Exercise:
Repeat each entry as written, dropping any picture you find.

Raw records:
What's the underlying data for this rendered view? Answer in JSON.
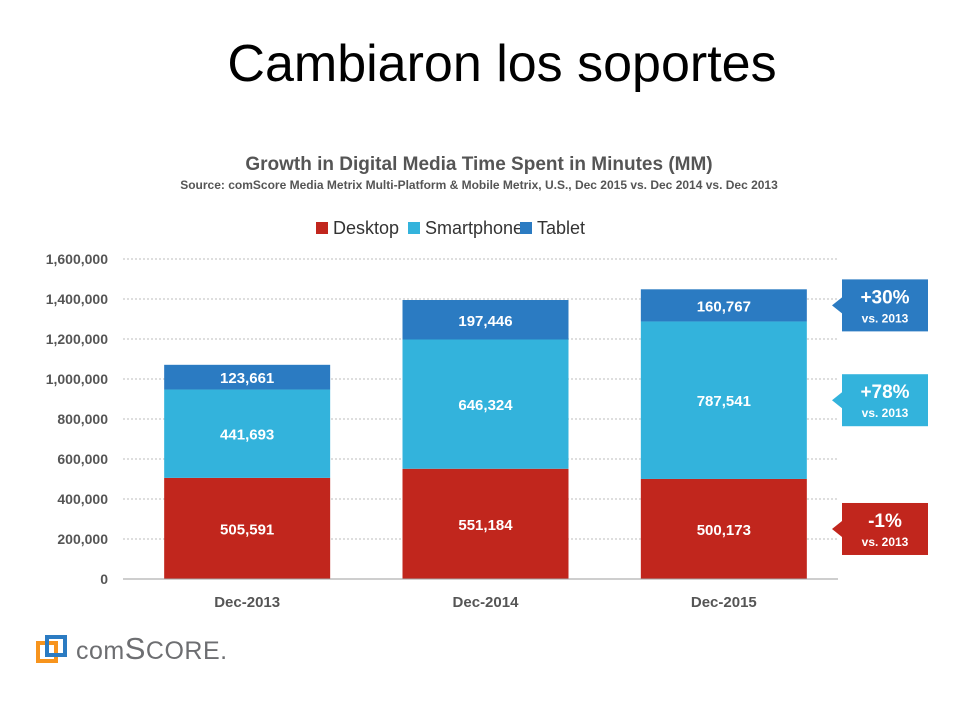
{
  "slide_title": "Cambiaron los soportes",
  "logo": {
    "prefix": "com",
    "big": "S",
    "rest": "CORE",
    "suffix": "."
  },
  "colors": {
    "desktop": "#c1261d",
    "smartphone": "#33b3dc",
    "tablet": "#2b7bc2",
    "axis_text": "#555555"
  },
  "chart_data": {
    "type": "bar",
    "stacked": true,
    "title": "Growth in Digital Media Time Spent in Minutes (MM)",
    "subtitle": "Source: comScore Media Metrix Multi-Platform & Mobile Metrix, U.S., Dec 2015 vs. Dec 2014 vs. Dec 2013",
    "categories": [
      "Dec-2013",
      "Dec-2014",
      "Dec-2015"
    ],
    "series": [
      {
        "name": "Desktop",
        "values": [
          505591,
          551184,
          500173
        ],
        "labels": [
          "505,591",
          "551,184",
          "500,173"
        ]
      },
      {
        "name": "Smartphone",
        "values": [
          441693,
          646324,
          787541
        ],
        "labels": [
          "441,693",
          "646,324",
          "787,541"
        ]
      },
      {
        "name": "Tablet",
        "values": [
          123661,
          197446,
          160767
        ],
        "labels": [
          "123,661",
          "197,446",
          "160,767"
        ]
      }
    ],
    "ylim": [
      0,
      1600000
    ],
    "yticks": [
      "0",
      "200,000",
      "400,000",
      "600,000",
      "800,000",
      "1,000,000",
      "1,200,000",
      "1,400,000",
      "1,600,000"
    ],
    "grid": true,
    "legend_position": "top-center",
    "annotations": [
      {
        "series": "Tablet",
        "main": "+30%",
        "sub": "vs. 2013"
      },
      {
        "series": "Smartphone",
        "main": "+78%",
        "sub": "vs. 2013"
      },
      {
        "series": "Desktop",
        "main": "-1%",
        "sub": "vs. 2013"
      }
    ]
  }
}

Full answer:
What's the underlying data for this rendered view? Answer in JSON.
{
  "slide_title": "Cambiaron los soportes",
  "logo": {
    "prefix": "com",
    "big": "S",
    "rest": "CORE",
    "suffix": "."
  },
  "colors": {
    "desktop": "#c1261d",
    "smartphone": "#33b3dc",
    "tablet": "#2b7bc2",
    "axis_text": "#555555"
  },
  "chart_data": {
    "type": "bar",
    "stacked": true,
    "title": "Growth in Digital Media Time Spent in Minutes (MM)",
    "subtitle": "Source: comScore Media Metrix Multi-Platform & Mobile Metrix, U.S., Dec 2015 vs. Dec 2014 vs. Dec 2013",
    "categories": [
      "Dec-2013",
      "Dec-2014",
      "Dec-2015"
    ],
    "series": [
      {
        "name": "Desktop",
        "values": [
          505591,
          551184,
          500173
        ],
        "labels": [
          "505,591",
          "551,184",
          "500,173"
        ]
      },
      {
        "name": "Smartphone",
        "values": [
          441693,
          646324,
          787541
        ],
        "labels": [
          "441,693",
          "646,324",
          "787,541"
        ]
      },
      {
        "name": "Tablet",
        "values": [
          123661,
          197446,
          160767
        ],
        "labels": [
          "123,661",
          "197,446",
          "160,767"
        ]
      }
    ],
    "ylim": [
      0,
      1600000
    ],
    "yticks": [
      "0",
      "200,000",
      "400,000",
      "600,000",
      "800,000",
      "1,000,000",
      "1,200,000",
      "1,400,000",
      "1,600,000"
    ],
    "grid": true,
    "legend_position": "top-center",
    "annotations": [
      {
        "series": "Tablet",
        "main": "+30%",
        "sub": "vs. 2013"
      },
      {
        "series": "Smartphone",
        "main": "+78%",
        "sub": "vs. 2013"
      },
      {
        "series": "Desktop",
        "main": "-1%",
        "sub": "vs. 2013"
      }
    ]
  }
}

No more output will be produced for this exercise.